### Listed entries
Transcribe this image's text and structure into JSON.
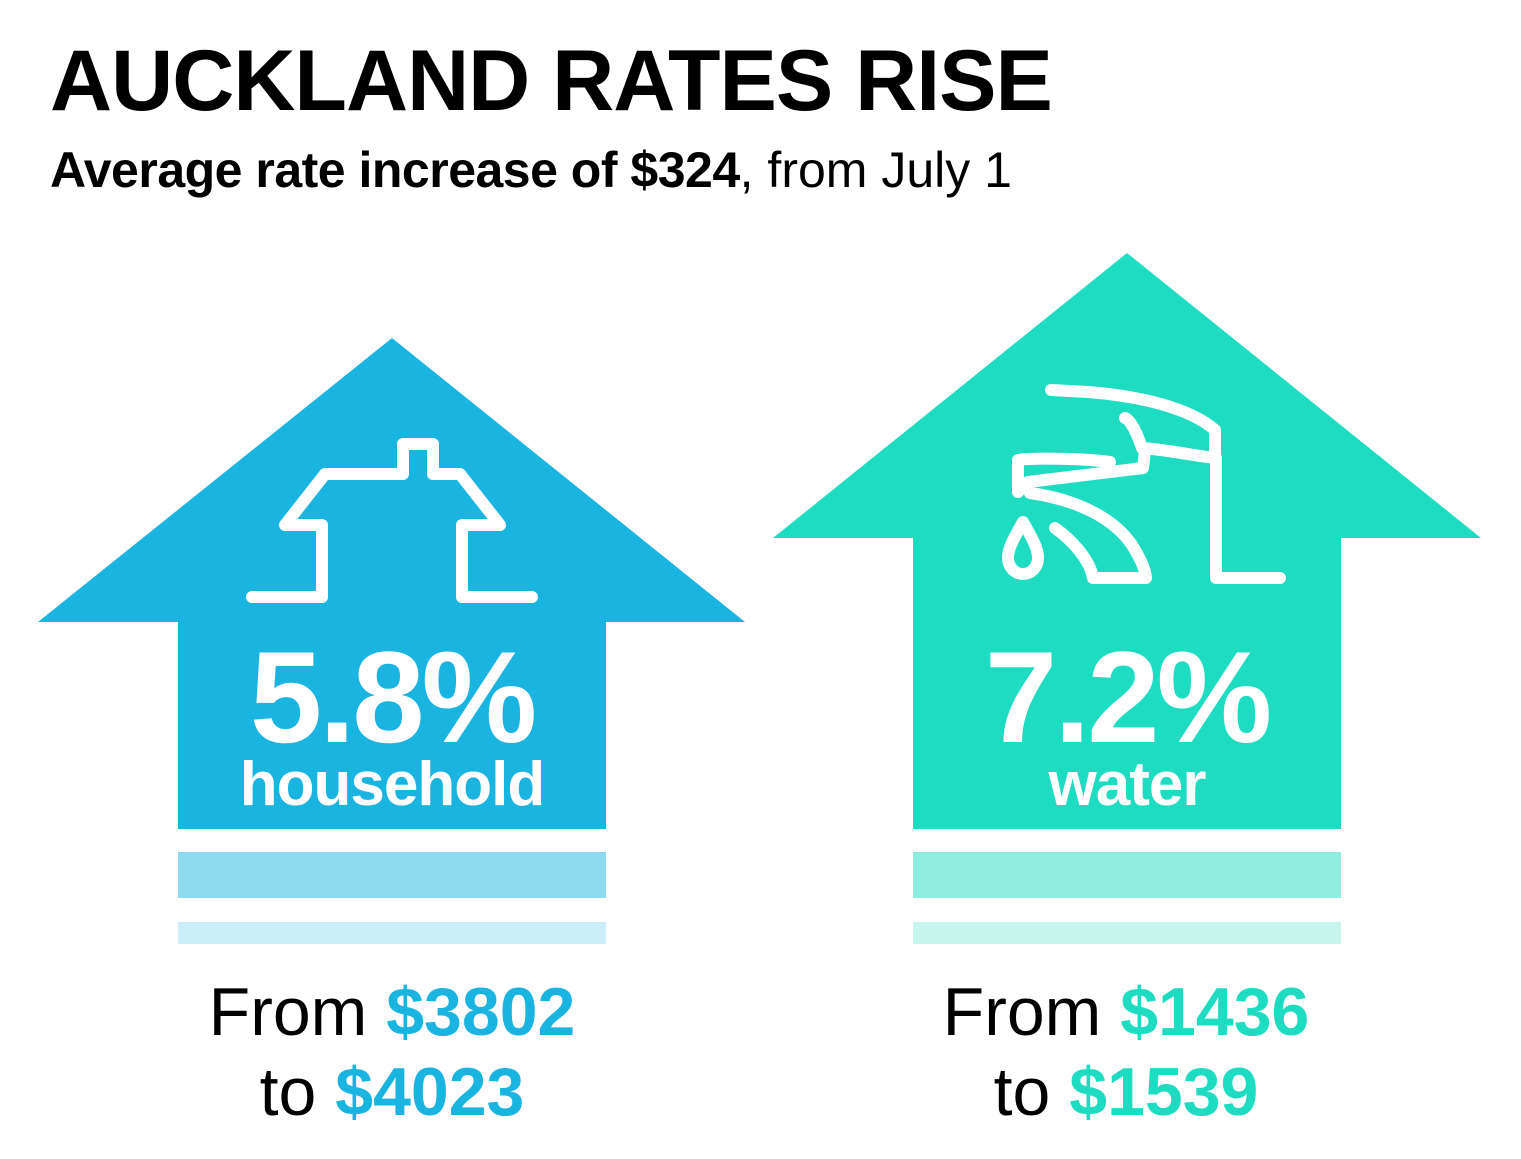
{
  "title": "AUCKLAND RATES RISE",
  "subtitle": {
    "bold": "Average rate increase of $324",
    "normal": ", from July 1"
  },
  "colors": {
    "household": "#1ab4e0",
    "household_band1": "#8edbf0",
    "household_band2": "#c9eef8",
    "water": "#1ddcc2",
    "water_band1": "#8fede0",
    "water_band2": "#c6f6ee"
  },
  "household": {
    "icon": "house-icon",
    "percent": "5.8%",
    "label": "household",
    "range": {
      "from_word": "From",
      "from_amount": "$3802",
      "to_word": "to",
      "to_amount": "$4023"
    }
  },
  "water": {
    "icon": "tap-icon",
    "percent": "7.2%",
    "label": "water",
    "range": {
      "from_word": "From",
      "from_amount": "$1436",
      "to_word": "to",
      "to_amount": "$1539"
    }
  }
}
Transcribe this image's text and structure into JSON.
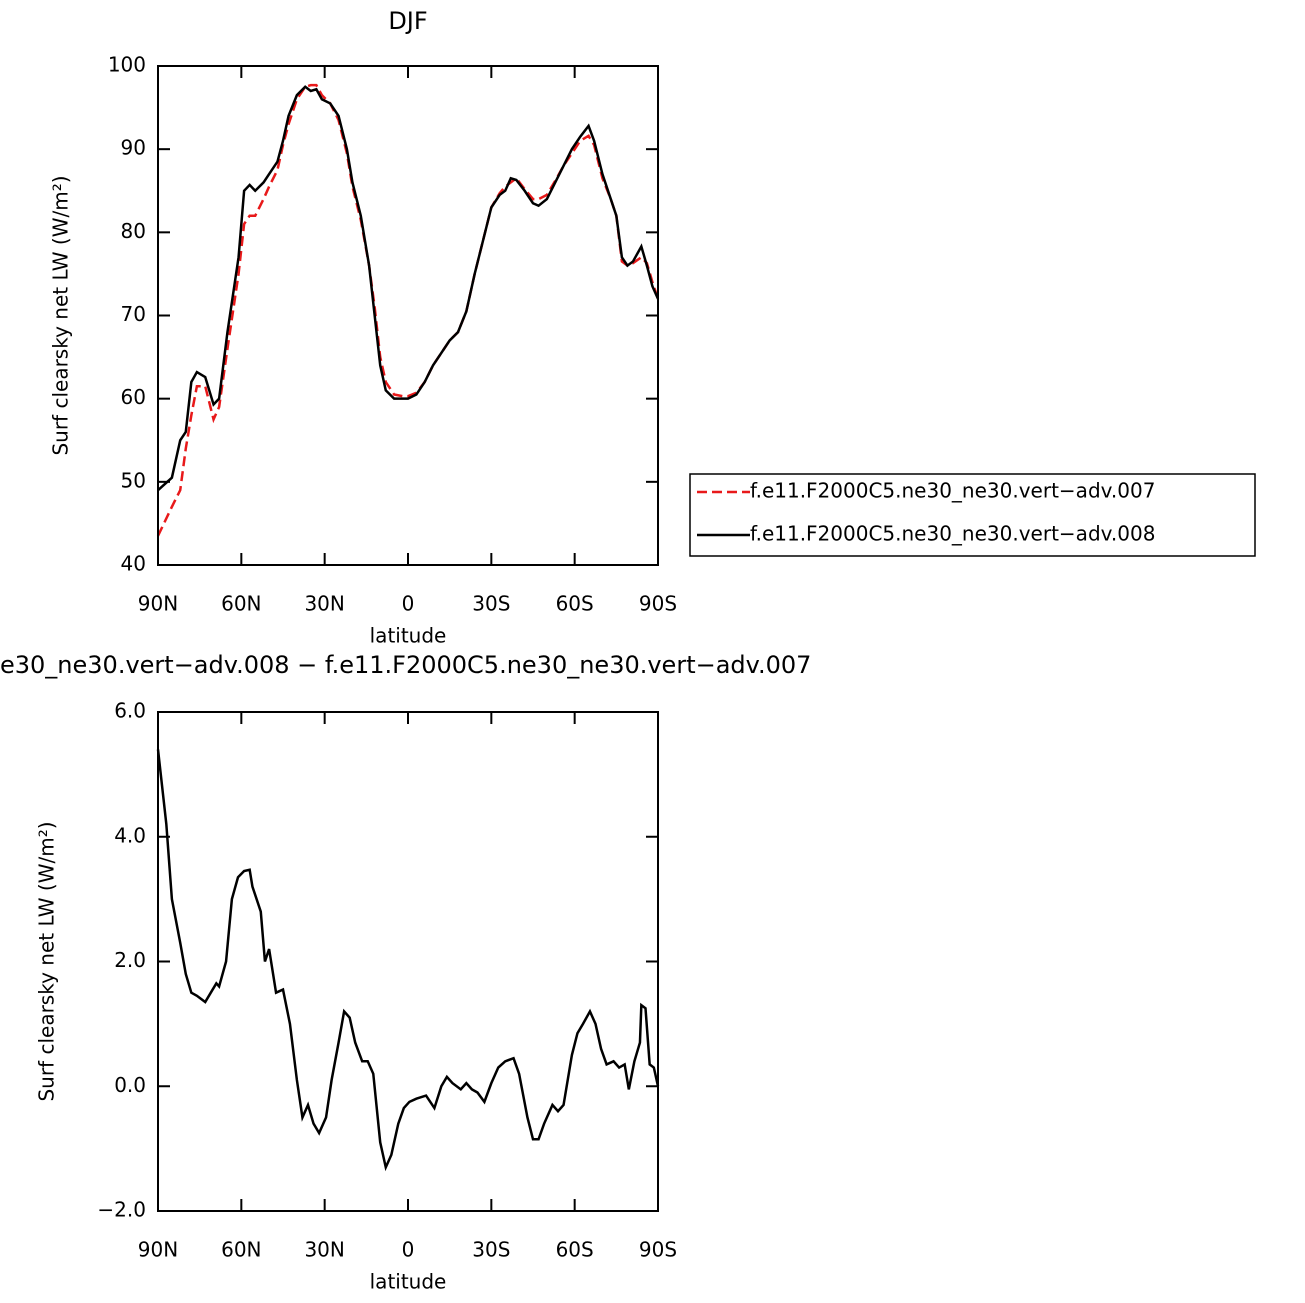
{
  "chart_data": [
    {
      "type": "line",
      "title": "DJF",
      "xlabel": "latitude",
      "ylabel": "Surf clearsky net LW (W/m²)",
      "x": [
        90,
        85,
        82,
        80,
        78,
        76,
        73,
        70,
        68,
        65,
        61,
        59,
        57,
        55,
        52,
        50,
        47,
        45,
        43,
        40,
        37,
        35,
        33,
        31,
        28,
        25,
        22,
        20,
        17,
        14,
        12,
        10,
        8,
        5,
        2,
        0,
        -3,
        -6,
        -9,
        -12,
        -15,
        -18,
        -21,
        -24,
        -27,
        -30,
        -33,
        -35,
        -37,
        -39,
        -42,
        -45,
        -47,
        -50,
        -53,
        -56,
        -59,
        -62,
        -65,
        -67,
        -70,
        -73,
        -75,
        -77,
        -79,
        -81,
        -84,
        -86,
        -88,
        -90
      ],
      "series": [
        {
          "name": "f.e11.F2000C5.ne30_ne30.vert−adv.007",
          "color": "#e8191a",
          "dash": true,
          "values": [
            43.5,
            47,
            49,
            54,
            58,
            61.5,
            61.5,
            57.5,
            59,
            66,
            75,
            81,
            82,
            82,
            84,
            85.5,
            87.5,
            90.5,
            93,
            96,
            97.5,
            97.7,
            97.7,
            96.5,
            95.5,
            93.5,
            89.5,
            85.5,
            81.5,
            76,
            71,
            65,
            62,
            60.5,
            60.3,
            60.3,
            60.7,
            62,
            64,
            65.5,
            67,
            68,
            70.5,
            75,
            79,
            83,
            84.7,
            85.5,
            86,
            86.5,
            85.2,
            84,
            84,
            84.5,
            86.2,
            88,
            89.5,
            91,
            91.6,
            90.5,
            86.5,
            84,
            82,
            76.5,
            76,
            76.3,
            77,
            76.3,
            74,
            72
          ]
        },
        {
          "name": "f.e11.F2000C5.ne30_ne30.vert−adv.008",
          "color": "#000000",
          "dash": false,
          "values": [
            49,
            50.5,
            55,
            56,
            62,
            63.2,
            62.6,
            59.3,
            60,
            68,
            77,
            85,
            85.7,
            85,
            86,
            87,
            88.5,
            91,
            94,
            96.5,
            97.5,
            97,
            97.2,
            96,
            95.5,
            94,
            90,
            86,
            82,
            76,
            70,
            64,
            61,
            60,
            60,
            60,
            60.5,
            62,
            64,
            65.5,
            67,
            68,
            70.5,
            75,
            79,
            83,
            84.5,
            85,
            86.5,
            86.3,
            85,
            83.5,
            83.2,
            84,
            86,
            88,
            90,
            91.5,
            92.8,
            91,
            87,
            84,
            82,
            77,
            76,
            76.5,
            78.3,
            76,
            73.5,
            72
          ]
        }
      ],
      "xlim": [
        90,
        -90
      ],
      "xticks": [
        {
          "value": 90,
          "label": "90N"
        },
        {
          "value": 60,
          "label": "60N"
        },
        {
          "value": 30,
          "label": "30N"
        },
        0,
        {
          "value": -30,
          "label": "30S"
        },
        {
          "value": -60,
          "label": "60S"
        },
        {
          "value": -90,
          "label": "90S"
        }
      ],
      "ylim": [
        40,
        100
      ],
      "yticks": [
        40,
        50,
        60,
        70,
        80,
        90,
        100
      ],
      "legend": "right"
    },
    {
      "type": "line",
      "title": "e30_ne30.vert−adv.008 − f.e11.F2000C5.ne30_ne30.vert−adv.007",
      "xlabel": "latitude",
      "ylabel": "Surf clearsky net LW (W/m²)",
      "x": [
        90,
        87,
        85,
        82,
        80,
        78,
        76,
        73,
        71,
        69,
        68,
        65.5,
        63.4,
        61.2,
        59,
        57,
        56,
        53,
        51.5,
        50,
        47.5,
        45,
        42.5,
        40,
        38,
        36,
        34,
        32,
        29.5,
        27.5,
        25,
        23,
        21,
        19,
        16.5,
        14.5,
        12.5,
        10,
        8,
        6,
        3.5,
        1.5,
        -0.5,
        -3,
        -6.5,
        -9.5,
        -12,
        -14,
        -16,
        -19,
        -21,
        -23,
        -25,
        -27.5,
        -30,
        -32.5,
        -35,
        -38,
        -40,
        -43,
        -45,
        -47,
        -49,
        -52,
        -54,
        -56,
        -59,
        -61,
        -63,
        -65.5,
        -67.5,
        -69.5,
        -71.5,
        -74,
        -76,
        -78,
        -79.5,
        -81.5,
        -83.5,
        -84,
        -85.5,
        -87,
        -88.5,
        -90
      ],
      "values": [
        5.4,
        4.2,
        3.0,
        2.3,
        1.8,
        1.5,
        1.45,
        1.35,
        1.5,
        1.65,
        1.6,
        2.0,
        3.0,
        3.35,
        3.45,
        3.47,
        3.2,
        2.8,
        2.0,
        2.2,
        1.5,
        1.55,
        1.0,
        0.1,
        -0.5,
        -0.3,
        -0.6,
        -0.75,
        -0.5,
        0.1,
        0.7,
        1.2,
        1.1,
        0.7,
        0.4,
        0.4,
        0.2,
        -0.9,
        -1.3,
        -1.1,
        -0.6,
        -0.35,
        -0.25,
        -0.2,
        -0.15,
        -0.35,
        0.0,
        0.15,
        0.05,
        -0.05,
        0.05,
        -0.05,
        -0.1,
        -0.25,
        0.05,
        0.3,
        0.4,
        0.45,
        0.2,
        -0.5,
        -0.85,
        -0.85,
        -0.6,
        -0.3,
        -0.4,
        -0.3,
        0.5,
        0.85,
        1.0,
        1.2,
        1.0,
        0.6,
        0.35,
        0.4,
        0.3,
        0.35,
        -0.05,
        0.4,
        0.7,
        1.3,
        1.25,
        0.35,
        0.3,
        0.0
      ],
      "color": "#000000",
      "xlim": [
        90,
        -90
      ],
      "xticks": [
        {
          "value": 90,
          "label": "90N"
        },
        {
          "value": 60,
          "label": "60N"
        },
        {
          "value": 30,
          "label": "30N"
        },
        0,
        {
          "value": -30,
          "label": "30S"
        },
        {
          "value": -60,
          "label": "60S"
        },
        {
          "value": -90,
          "label": "90S"
        }
      ],
      "ylim": [
        -2,
        6
      ],
      "yticks": [
        {
          "value": -2,
          "label": "−2.0"
        },
        {
          "value": 0,
          "label": "0.0"
        },
        {
          "value": 2,
          "label": "2.0"
        },
        {
          "value": 4,
          "label": "4.0"
        },
        {
          "value": 6,
          "label": "6.0"
        }
      ]
    }
  ]
}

### Given request
Reproduce each entry precisely. Leave the pictures out.

### Result of the exercise
Transcribe this image's text and structure into JSON.
{
  "title": "AUCKLAND RATES RISE",
  "subtitle": {
    "bold": "Average rate increase of $324",
    "normal": ", from July 1"
  },
  "colors": {
    "household": "#1ab4e0",
    "household_band1": "#8edbf0",
    "household_band2": "#c9eef8",
    "water": "#1ddcc2",
    "water_band1": "#8fede0",
    "water_band2": "#c6f6ee"
  },
  "household": {
    "icon": "house-icon",
    "percent": "5.8%",
    "label": "household",
    "range": {
      "from_word": "From",
      "from_amount": "$3802",
      "to_word": "to",
      "to_amount": "$4023"
    }
  },
  "water": {
    "icon": "tap-icon",
    "percent": "7.2%",
    "label": "water",
    "range": {
      "from_word": "From",
      "from_amount": "$1436",
      "to_word": "to",
      "to_amount": "$1539"
    }
  }
}
Transcribe this image's text and structure into JSON.
{
  "chart_data": [
    {
      "type": "line",
      "title": "DJF",
      "xlabel": "latitude",
      "ylabel": "Surf clearsky net LW (W/m²)",
      "x": [
        90,
        85,
        82,
        80,
        78,
        76,
        73,
        70,
        68,
        65,
        61,
        59,
        57,
        55,
        52,
        50,
        47,
        45,
        43,
        40,
        37,
        35,
        33,
        31,
        28,
        25,
        22,
        20,
        17,
        14,
        12,
        10,
        8,
        5,
        2,
        0,
        -3,
        -6,
        -9,
        -12,
        -15,
        -18,
        -21,
        -24,
        -27,
        -30,
        -33,
        -35,
        -37,
        -39,
        -42,
        -45,
        -47,
        -50,
        -53,
        -56,
        -59,
        -62,
        -65,
        -67,
        -70,
        -73,
        -75,
        -77,
        -79,
        -81,
        -84,
        -86,
        -88,
        -90
      ],
      "series": [
        {
          "name": "f.e11.F2000C5.ne30_ne30.vert−adv.007",
          "color": "#e8191a",
          "dash": true,
          "values": [
            43.5,
            47,
            49,
            54,
            58,
            61.5,
            61.5,
            57.5,
            59,
            66,
            75,
            81,
            82,
            82,
            84,
            85.5,
            87.5,
            90.5,
            93,
            96,
            97.5,
            97.7,
            97.7,
            96.5,
            95.5,
            93.5,
            89.5,
            85.5,
            81.5,
            76,
            71,
            65,
            62,
            60.5,
            60.3,
            60.3,
            60.7,
            62,
            64,
            65.5,
            67,
            68,
            70.5,
            75,
            79,
            83,
            84.7,
            85.5,
            86,
            86.5,
            85.2,
            84,
            84,
            84.5,
            86.2,
            88,
            89.5,
            91,
            91.6,
            90.5,
            86.5,
            84,
            82,
            76.5,
            76,
            76.3,
            77,
            76.3,
            74,
            72
          ]
        },
        {
          "name": "f.e11.F2000C5.ne30_ne30.vert−adv.008",
          "color": "#000000",
          "dash": false,
          "values": [
            49,
            50.5,
            55,
            56,
            62,
            63.2,
            62.6,
            59.3,
            60,
            68,
            77,
            85,
            85.7,
            85,
            86,
            87,
            88.5,
            91,
            94,
            96.5,
            97.5,
            97,
            97.2,
            96,
            95.5,
            94,
            90,
            86,
            82,
            76,
            70,
            64,
            61,
            60,
            60,
            60,
            60.5,
            62,
            64,
            65.5,
            67,
            68,
            70.5,
            75,
            79,
            83,
            84.5,
            85,
            86.5,
            86.3,
            85,
            83.5,
            83.2,
            84,
            86,
            88,
            90,
            91.5,
            92.8,
            91,
            87,
            84,
            82,
            77,
            76,
            76.5,
            78.3,
            76,
            73.5,
            72
          ]
        }
      ],
      "xlim": [
        90,
        -90
      ],
      "xticks": [
        {
          "value": 90,
          "label": "90N"
        },
        {
          "value": 60,
          "label": "60N"
        },
        {
          "value": 30,
          "label": "30N"
        },
        0,
        {
          "value": -30,
          "label": "30S"
        },
        {
          "value": -60,
          "label": "60S"
        },
        {
          "value": -90,
          "label": "90S"
        }
      ],
      "ylim": [
        40,
        100
      ],
      "yticks": [
        40,
        50,
        60,
        70,
        80,
        90,
        100
      ],
      "legend": "right"
    },
    {
      "type": "line",
      "title": "e30_ne30.vert−adv.008 − f.e11.F2000C5.ne30_ne30.vert−adv.007",
      "xlabel": "latitude",
      "ylabel": "Surf clearsky net LW (W/m²)",
      "x": [
        90,
        87,
        85,
        82,
        80,
        78,
        76,
        73,
        71,
        69,
        68,
        65.5,
        63.4,
        61.2,
        59,
        57,
        56,
        53,
        51.5,
        50,
        47.5,
        45,
        42.5,
        40,
        38,
        36,
        34,
        32,
        29.5,
        27.5,
        25,
        23,
        21,
        19,
        16.5,
        14.5,
        12.5,
        10,
        8,
        6,
        3.5,
        1.5,
        -0.5,
        -3,
        -6.5,
        -9.5,
        -12,
        -14,
        -16,
        -19,
        -21,
        -23,
        -25,
        -27.5,
        -30,
        -32.5,
        -35,
        -38,
        -40,
        -43,
        -45,
        -47,
        -49,
        -52,
        -54,
        -56,
        -59,
        -61,
        -63,
        -65.5,
        -67.5,
        -69.5,
        -71.5,
        -74,
        -76,
        -78,
        -79.5,
        -81.5,
        -83.5,
        -84,
        -85.5,
        -87,
        -88.5,
        -90
      ],
      "values": [
        5.4,
        4.2,
        3.0,
        2.3,
        1.8,
        1.5,
        1.45,
        1.35,
        1.5,
        1.65,
        1.6,
        2.0,
        3.0,
        3.35,
        3.45,
        3.47,
        3.2,
        2.8,
        2.0,
        2.2,
        1.5,
        1.55,
        1.0,
        0.1,
        -0.5,
        -0.3,
        -0.6,
        -0.75,
        -0.5,
        0.1,
        0.7,
        1.2,
        1.1,
        0.7,
        0.4,
        0.4,
        0.2,
        -0.9,
        -1.3,
        -1.1,
        -0.6,
        -0.35,
        -0.25,
        -0.2,
        -0.15,
        -0.35,
        0.0,
        0.15,
        0.05,
        -0.05,
        0.05,
        -0.05,
        -0.1,
        -0.25,
        0.05,
        0.3,
        0.4,
        0.45,
        0.2,
        -0.5,
        -0.85,
        -0.85,
        -0.6,
        -0.3,
        -0.4,
        -0.3,
        0.5,
        0.85,
        1.0,
        1.2,
        1.0,
        0.6,
        0.35,
        0.4,
        0.3,
        0.35,
        -0.05,
        0.4,
        0.7,
        1.3,
        1.25,
        0.35,
        0.3,
        0.0
      ],
      "color": "#000000",
      "xlim": [
        90,
        -90
      ],
      "xticks": [
        {
          "value": 90,
          "label": "90N"
        },
        {
          "value": 60,
          "label": "60N"
        },
        {
          "value": 30,
          "label": "30N"
        },
        0,
        {
          "value": -30,
          "label": "30S"
        },
        {
          "value": -60,
          "label": "60S"
        },
        {
          "value": -90,
          "label": "90S"
        }
      ],
      "ylim": [
        -2,
        6
      ],
      "yticks": [
        {
          "value": -2,
          "label": "−2.0"
        },
        {
          "value": 0,
          "label": "0.0"
        },
        {
          "value": 2,
          "label": "2.0"
        },
        {
          "value": 4,
          "label": "4.0"
        },
        {
          "value": 6,
          "label": "6.0"
        }
      ]
    }
  ]
}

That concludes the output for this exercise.